Short exercise: All lines in the data bearing the string "села" should be identified and copied.

Collected data
═══

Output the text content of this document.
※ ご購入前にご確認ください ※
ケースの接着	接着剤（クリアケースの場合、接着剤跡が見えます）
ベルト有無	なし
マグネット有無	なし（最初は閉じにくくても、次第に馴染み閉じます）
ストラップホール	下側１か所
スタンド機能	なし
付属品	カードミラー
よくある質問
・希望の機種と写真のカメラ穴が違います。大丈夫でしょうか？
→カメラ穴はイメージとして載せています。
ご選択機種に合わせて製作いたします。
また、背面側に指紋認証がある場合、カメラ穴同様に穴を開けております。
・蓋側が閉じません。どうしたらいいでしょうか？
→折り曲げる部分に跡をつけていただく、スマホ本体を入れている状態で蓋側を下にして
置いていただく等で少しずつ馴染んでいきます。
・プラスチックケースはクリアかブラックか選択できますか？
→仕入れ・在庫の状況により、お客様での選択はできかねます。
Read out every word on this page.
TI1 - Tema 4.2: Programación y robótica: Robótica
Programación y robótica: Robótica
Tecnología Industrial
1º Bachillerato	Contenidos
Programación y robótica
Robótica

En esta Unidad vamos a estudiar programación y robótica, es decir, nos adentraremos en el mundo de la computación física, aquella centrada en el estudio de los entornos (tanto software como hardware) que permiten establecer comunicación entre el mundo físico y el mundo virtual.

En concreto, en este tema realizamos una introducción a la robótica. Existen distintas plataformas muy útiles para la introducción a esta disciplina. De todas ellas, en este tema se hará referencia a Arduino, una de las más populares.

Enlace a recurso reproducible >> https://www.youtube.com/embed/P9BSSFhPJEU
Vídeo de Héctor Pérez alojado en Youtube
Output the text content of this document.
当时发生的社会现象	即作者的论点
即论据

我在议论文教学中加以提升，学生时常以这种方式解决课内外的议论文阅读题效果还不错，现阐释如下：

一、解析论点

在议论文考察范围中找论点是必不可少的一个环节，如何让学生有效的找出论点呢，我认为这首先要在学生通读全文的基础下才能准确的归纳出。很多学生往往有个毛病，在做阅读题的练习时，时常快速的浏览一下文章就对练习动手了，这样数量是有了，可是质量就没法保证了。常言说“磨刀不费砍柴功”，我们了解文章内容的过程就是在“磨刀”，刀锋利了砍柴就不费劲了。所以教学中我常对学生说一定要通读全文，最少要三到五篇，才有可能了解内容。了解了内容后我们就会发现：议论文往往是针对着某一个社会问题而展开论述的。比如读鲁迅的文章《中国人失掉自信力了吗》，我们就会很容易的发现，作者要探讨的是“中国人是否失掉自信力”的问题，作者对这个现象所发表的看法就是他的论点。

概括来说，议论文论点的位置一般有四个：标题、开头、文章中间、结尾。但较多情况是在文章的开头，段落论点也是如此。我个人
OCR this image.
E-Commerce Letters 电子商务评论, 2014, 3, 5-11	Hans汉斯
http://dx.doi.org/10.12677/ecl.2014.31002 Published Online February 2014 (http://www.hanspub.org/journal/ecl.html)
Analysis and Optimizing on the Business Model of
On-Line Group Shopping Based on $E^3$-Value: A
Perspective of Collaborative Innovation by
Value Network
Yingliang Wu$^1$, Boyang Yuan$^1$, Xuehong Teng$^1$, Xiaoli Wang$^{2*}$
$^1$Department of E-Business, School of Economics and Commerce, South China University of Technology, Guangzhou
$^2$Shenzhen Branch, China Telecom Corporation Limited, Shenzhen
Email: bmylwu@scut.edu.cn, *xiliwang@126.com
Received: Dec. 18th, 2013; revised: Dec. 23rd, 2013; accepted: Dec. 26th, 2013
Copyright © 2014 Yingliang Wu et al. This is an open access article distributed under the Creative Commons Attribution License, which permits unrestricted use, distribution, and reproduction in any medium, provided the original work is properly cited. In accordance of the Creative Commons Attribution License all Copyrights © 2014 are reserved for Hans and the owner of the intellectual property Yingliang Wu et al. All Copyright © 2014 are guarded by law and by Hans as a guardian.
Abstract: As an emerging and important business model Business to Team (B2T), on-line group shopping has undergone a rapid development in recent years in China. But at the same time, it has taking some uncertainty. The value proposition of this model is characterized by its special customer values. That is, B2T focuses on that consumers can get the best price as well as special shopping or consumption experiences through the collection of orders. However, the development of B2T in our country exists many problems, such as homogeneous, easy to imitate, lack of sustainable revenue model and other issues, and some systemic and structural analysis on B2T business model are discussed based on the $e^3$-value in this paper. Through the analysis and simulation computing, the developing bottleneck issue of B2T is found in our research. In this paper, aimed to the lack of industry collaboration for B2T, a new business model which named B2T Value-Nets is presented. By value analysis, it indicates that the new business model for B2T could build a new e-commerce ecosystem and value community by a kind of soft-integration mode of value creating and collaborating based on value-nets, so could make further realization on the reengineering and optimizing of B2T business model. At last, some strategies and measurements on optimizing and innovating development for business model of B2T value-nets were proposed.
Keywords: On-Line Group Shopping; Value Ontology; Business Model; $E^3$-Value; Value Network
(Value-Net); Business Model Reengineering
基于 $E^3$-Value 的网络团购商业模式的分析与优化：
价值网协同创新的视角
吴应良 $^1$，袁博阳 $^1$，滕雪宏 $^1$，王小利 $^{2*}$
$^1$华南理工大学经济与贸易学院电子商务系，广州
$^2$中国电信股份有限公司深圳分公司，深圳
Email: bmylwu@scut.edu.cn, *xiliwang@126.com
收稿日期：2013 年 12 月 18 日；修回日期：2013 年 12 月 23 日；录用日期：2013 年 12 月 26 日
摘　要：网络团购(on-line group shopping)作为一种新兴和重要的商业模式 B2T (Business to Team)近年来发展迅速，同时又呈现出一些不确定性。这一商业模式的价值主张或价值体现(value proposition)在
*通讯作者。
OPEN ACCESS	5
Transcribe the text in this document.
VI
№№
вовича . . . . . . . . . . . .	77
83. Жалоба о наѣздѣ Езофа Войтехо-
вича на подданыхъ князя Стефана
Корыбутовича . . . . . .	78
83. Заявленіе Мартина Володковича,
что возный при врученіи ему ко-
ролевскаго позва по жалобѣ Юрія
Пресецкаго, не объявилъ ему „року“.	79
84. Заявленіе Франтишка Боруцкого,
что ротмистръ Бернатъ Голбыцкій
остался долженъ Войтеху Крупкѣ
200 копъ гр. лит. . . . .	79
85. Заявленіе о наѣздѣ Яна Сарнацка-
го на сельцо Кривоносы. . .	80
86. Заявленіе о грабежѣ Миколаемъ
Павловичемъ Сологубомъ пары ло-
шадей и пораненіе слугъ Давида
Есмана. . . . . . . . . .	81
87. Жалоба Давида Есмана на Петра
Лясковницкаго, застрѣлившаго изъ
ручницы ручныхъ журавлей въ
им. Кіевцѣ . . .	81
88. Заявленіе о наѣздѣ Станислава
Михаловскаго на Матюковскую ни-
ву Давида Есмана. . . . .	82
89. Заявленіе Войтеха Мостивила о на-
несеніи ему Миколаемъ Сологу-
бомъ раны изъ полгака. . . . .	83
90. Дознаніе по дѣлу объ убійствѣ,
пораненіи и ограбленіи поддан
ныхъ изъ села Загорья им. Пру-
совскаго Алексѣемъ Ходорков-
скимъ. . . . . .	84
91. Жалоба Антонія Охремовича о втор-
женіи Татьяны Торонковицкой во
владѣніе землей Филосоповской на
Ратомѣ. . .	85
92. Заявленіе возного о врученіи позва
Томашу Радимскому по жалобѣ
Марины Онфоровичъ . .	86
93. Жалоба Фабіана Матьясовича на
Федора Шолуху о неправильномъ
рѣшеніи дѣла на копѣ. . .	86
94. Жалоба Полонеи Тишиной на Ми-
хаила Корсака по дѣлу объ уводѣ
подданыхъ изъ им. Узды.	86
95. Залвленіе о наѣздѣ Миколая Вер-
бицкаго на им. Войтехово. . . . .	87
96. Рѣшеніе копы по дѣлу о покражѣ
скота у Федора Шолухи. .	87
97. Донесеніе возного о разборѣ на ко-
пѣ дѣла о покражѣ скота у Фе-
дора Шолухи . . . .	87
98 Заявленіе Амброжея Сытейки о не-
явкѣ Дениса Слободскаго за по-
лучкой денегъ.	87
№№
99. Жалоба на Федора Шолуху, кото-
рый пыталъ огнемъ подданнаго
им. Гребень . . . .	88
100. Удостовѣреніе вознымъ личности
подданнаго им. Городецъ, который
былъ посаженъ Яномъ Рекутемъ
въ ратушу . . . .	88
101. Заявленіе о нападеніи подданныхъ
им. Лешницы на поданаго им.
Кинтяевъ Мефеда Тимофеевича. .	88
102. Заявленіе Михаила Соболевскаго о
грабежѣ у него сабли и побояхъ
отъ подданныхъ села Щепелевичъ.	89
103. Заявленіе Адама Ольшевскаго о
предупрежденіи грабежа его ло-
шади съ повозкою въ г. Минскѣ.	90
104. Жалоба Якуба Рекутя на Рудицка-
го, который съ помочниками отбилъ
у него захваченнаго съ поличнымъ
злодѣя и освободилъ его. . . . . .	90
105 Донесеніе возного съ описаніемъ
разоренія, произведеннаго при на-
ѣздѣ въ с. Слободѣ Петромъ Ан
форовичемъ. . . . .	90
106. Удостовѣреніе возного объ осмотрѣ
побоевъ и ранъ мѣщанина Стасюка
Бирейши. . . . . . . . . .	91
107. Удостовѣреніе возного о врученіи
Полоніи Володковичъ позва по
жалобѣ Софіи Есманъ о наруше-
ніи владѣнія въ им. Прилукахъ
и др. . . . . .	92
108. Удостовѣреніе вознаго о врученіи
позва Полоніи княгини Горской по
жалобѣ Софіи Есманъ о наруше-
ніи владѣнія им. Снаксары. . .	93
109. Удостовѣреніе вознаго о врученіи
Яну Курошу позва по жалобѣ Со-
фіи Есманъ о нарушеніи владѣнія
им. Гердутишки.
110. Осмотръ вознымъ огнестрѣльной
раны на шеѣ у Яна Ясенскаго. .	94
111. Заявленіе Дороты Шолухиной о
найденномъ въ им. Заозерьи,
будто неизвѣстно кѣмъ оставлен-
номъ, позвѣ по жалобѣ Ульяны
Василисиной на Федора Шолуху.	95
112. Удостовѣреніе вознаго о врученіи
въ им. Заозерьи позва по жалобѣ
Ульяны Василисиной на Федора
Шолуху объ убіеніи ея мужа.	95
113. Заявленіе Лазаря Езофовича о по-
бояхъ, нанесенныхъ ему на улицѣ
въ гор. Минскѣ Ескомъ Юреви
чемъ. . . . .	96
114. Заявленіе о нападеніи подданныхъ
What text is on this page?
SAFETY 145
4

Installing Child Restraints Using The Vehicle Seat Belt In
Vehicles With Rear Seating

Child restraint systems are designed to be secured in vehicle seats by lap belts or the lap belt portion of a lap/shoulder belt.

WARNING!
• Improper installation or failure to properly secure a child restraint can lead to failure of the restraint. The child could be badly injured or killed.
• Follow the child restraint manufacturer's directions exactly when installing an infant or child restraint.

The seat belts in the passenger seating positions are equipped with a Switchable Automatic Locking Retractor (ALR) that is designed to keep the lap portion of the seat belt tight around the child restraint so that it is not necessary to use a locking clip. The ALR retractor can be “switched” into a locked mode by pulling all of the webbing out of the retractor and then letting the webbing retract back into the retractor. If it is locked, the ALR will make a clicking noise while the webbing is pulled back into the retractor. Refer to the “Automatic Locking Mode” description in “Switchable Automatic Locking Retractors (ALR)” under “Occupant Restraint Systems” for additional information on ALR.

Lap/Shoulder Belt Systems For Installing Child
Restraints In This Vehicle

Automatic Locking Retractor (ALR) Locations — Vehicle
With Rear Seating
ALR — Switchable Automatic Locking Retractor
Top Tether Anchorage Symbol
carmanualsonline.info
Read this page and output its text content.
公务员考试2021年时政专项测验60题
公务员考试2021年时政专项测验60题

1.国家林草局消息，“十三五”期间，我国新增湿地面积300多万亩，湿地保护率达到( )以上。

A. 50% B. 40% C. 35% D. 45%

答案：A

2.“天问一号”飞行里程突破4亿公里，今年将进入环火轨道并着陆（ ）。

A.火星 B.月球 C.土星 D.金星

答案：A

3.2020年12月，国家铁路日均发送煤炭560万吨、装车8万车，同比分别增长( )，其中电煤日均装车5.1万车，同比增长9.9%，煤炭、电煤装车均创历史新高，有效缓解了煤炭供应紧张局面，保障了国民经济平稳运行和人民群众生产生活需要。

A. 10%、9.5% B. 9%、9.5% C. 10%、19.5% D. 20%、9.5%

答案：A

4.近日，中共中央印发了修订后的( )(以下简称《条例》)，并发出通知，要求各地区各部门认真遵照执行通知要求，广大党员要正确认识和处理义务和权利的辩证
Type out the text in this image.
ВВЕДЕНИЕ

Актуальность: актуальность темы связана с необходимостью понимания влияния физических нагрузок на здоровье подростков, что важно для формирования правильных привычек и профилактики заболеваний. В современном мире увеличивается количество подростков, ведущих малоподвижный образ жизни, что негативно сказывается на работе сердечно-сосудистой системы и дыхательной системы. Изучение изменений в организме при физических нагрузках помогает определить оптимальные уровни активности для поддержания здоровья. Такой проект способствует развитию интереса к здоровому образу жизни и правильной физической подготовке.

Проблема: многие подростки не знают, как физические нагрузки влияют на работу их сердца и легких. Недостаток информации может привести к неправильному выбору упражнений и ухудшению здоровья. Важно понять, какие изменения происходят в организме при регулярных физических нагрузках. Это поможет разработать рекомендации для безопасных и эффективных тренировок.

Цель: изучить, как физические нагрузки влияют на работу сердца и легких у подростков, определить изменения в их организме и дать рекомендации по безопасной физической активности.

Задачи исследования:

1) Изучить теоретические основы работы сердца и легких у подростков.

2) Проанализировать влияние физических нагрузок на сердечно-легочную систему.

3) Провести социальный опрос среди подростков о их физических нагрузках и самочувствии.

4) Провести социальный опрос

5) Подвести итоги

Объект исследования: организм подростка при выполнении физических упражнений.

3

═══

In response:
ныхъ изъ села Загорья им. Пру-
отъ подданныхъ села Щепелевичъ.	89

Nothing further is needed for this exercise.